_REQUIRED TASK_
List each line of the data that holds the string "булыу".

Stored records
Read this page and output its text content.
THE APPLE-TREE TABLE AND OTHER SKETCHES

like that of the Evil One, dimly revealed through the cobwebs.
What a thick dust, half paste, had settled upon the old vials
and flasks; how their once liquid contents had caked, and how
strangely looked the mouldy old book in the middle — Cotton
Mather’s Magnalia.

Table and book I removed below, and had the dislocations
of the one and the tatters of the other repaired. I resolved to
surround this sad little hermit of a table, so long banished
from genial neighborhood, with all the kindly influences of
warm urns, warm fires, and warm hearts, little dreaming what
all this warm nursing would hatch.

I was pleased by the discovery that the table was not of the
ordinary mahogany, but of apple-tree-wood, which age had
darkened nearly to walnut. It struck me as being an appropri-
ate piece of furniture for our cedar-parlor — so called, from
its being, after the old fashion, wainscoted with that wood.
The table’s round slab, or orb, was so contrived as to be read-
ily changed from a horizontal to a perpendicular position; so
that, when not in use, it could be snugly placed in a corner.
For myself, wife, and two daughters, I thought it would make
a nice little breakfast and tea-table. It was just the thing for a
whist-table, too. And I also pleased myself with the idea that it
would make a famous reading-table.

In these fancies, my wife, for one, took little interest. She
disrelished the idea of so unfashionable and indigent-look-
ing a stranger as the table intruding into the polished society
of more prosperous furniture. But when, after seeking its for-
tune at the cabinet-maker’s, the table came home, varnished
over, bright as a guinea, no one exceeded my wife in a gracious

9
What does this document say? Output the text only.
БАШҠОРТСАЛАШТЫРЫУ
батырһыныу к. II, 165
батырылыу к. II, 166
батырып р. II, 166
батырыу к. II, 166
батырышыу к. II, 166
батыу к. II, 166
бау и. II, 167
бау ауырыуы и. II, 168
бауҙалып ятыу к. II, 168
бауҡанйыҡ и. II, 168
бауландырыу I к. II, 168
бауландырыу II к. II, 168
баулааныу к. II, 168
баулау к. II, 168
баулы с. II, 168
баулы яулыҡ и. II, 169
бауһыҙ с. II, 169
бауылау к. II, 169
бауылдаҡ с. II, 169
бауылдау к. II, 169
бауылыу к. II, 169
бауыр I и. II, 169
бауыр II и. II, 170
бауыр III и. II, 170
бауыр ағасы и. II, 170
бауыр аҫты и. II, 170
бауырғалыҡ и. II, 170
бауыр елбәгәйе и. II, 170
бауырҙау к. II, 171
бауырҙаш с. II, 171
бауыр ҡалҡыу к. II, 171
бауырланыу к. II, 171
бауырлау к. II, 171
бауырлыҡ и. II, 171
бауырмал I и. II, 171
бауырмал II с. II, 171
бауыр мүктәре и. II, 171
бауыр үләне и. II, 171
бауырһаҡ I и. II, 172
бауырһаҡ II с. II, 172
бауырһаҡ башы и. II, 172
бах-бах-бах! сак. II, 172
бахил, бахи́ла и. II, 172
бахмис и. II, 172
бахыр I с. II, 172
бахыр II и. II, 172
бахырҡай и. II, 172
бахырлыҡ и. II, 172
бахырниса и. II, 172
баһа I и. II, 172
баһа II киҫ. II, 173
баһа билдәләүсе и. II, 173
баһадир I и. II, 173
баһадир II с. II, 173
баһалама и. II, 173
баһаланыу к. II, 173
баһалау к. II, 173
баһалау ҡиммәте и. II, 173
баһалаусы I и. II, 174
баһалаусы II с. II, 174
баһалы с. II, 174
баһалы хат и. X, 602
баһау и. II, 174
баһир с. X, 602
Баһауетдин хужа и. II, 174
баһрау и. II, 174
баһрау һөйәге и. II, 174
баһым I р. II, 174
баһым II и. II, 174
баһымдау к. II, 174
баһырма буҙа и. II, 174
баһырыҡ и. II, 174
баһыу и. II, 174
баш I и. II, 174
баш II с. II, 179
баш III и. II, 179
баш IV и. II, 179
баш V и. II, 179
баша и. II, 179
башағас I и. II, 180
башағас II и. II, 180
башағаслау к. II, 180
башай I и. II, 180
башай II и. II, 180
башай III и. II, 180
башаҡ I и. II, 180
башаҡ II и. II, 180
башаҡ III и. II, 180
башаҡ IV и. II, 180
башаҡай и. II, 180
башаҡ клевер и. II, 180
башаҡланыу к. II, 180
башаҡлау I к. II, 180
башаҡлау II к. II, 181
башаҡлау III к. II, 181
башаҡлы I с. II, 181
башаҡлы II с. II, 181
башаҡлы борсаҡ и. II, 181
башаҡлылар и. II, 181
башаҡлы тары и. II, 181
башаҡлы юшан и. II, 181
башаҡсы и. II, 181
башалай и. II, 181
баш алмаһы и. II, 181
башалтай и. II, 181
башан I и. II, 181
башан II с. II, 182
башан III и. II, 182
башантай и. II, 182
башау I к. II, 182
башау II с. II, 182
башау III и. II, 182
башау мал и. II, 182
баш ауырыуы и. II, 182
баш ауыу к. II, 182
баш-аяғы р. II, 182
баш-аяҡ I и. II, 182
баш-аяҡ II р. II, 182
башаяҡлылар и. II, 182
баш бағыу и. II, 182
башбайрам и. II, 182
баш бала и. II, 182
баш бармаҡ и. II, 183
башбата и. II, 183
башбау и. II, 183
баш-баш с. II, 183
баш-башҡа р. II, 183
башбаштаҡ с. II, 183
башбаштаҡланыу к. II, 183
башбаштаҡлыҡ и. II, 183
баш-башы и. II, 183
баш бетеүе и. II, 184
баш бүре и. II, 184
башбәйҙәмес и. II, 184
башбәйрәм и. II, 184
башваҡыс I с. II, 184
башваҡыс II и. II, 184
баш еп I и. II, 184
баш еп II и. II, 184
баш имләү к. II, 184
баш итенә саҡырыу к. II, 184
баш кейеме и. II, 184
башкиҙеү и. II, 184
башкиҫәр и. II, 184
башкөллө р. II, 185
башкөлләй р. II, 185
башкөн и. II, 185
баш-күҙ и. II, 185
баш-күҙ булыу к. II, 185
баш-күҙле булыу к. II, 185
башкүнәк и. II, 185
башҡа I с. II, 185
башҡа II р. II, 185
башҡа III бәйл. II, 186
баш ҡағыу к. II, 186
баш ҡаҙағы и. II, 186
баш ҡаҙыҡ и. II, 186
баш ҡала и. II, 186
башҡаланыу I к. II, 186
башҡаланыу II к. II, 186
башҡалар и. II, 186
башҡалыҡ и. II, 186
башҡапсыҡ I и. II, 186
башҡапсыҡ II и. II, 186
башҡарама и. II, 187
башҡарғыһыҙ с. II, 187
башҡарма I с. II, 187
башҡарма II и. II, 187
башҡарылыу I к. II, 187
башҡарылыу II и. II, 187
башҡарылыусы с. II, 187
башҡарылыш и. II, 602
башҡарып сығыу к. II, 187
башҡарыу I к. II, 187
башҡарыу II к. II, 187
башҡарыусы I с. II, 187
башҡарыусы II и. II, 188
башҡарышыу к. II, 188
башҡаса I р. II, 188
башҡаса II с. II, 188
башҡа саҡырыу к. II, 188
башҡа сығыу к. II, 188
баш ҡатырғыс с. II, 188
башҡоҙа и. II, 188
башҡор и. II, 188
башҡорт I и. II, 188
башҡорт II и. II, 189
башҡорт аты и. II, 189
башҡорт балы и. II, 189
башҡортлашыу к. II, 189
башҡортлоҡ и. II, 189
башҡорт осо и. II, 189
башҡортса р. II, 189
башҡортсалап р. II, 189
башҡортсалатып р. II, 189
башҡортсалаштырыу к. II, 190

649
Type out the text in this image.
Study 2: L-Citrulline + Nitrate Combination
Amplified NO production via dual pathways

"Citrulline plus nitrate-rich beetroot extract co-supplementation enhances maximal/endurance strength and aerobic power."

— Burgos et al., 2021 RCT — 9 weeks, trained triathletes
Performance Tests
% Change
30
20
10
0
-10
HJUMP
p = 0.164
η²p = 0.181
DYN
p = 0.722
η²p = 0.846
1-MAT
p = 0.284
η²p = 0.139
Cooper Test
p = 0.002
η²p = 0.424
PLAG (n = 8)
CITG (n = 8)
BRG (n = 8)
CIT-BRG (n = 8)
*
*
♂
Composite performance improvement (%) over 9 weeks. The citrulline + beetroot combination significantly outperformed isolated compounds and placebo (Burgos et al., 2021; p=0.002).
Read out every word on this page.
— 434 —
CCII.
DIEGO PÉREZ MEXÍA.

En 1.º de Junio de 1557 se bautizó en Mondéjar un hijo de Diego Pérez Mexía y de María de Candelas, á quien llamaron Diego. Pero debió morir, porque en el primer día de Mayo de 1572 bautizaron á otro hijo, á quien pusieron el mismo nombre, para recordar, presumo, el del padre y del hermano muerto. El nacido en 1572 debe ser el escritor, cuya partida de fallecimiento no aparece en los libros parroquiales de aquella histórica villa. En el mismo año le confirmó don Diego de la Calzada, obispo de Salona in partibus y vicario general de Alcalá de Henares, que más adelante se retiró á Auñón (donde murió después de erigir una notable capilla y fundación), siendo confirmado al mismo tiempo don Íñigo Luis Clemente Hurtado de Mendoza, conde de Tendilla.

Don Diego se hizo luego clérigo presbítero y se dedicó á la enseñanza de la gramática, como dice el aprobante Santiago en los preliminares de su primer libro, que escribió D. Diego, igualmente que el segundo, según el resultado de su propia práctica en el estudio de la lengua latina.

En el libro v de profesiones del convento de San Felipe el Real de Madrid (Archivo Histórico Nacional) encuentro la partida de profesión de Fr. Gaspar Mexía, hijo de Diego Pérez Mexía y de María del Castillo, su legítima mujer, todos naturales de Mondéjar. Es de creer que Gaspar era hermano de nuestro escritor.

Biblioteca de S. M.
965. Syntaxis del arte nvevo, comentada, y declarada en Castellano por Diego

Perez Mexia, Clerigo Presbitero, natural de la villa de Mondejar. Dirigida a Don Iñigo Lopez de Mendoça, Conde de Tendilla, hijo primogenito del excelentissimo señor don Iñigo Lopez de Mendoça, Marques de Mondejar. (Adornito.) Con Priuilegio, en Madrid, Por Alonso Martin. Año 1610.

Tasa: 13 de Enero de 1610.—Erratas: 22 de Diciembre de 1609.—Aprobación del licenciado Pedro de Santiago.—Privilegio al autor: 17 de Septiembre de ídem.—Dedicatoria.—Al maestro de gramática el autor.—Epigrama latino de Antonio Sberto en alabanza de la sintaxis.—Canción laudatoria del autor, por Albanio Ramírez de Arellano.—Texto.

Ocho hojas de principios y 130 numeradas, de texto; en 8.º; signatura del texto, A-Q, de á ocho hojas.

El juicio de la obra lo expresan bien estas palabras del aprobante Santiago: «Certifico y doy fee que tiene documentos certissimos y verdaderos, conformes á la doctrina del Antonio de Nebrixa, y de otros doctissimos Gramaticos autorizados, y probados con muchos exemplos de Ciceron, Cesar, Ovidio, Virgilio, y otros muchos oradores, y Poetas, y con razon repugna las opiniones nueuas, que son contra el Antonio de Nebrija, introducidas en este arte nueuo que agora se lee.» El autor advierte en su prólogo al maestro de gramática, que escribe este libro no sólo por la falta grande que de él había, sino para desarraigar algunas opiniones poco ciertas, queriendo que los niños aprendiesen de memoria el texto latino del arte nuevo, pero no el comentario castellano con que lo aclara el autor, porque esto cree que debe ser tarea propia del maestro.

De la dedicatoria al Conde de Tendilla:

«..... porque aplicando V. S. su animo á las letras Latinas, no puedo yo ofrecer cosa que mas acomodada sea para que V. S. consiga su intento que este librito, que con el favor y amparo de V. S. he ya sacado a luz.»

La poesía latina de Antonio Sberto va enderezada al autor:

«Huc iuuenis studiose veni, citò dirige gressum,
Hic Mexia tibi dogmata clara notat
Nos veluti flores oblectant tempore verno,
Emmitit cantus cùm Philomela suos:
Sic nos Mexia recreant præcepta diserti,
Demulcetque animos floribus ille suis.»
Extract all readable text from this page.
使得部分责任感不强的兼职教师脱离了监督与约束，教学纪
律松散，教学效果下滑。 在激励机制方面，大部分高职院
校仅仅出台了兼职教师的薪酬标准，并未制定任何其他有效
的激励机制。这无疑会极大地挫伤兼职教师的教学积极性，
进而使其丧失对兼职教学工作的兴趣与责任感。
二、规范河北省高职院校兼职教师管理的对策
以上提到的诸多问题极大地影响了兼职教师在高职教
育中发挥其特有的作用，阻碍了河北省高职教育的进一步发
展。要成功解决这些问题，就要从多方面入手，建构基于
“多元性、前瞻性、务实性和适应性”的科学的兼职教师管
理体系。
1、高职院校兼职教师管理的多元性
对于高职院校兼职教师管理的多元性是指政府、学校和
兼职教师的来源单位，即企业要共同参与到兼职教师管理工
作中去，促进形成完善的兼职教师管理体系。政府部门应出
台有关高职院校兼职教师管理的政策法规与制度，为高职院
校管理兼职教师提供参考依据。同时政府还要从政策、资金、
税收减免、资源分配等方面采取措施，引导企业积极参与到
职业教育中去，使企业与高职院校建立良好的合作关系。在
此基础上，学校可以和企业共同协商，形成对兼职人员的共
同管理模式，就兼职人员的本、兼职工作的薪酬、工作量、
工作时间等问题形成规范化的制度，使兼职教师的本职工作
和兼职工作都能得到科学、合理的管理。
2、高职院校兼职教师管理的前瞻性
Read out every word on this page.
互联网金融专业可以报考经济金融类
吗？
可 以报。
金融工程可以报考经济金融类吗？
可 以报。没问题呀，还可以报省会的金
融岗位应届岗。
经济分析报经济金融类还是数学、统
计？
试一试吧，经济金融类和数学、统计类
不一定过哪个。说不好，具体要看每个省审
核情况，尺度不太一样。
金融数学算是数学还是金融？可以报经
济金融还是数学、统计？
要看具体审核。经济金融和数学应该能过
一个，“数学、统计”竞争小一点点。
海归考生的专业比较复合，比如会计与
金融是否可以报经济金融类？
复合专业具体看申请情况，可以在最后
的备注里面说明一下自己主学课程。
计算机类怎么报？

_EXERCISE RESPONSE_
баш-күҙ булыу к. II, 185
баш-күҙле булыу к. II, 185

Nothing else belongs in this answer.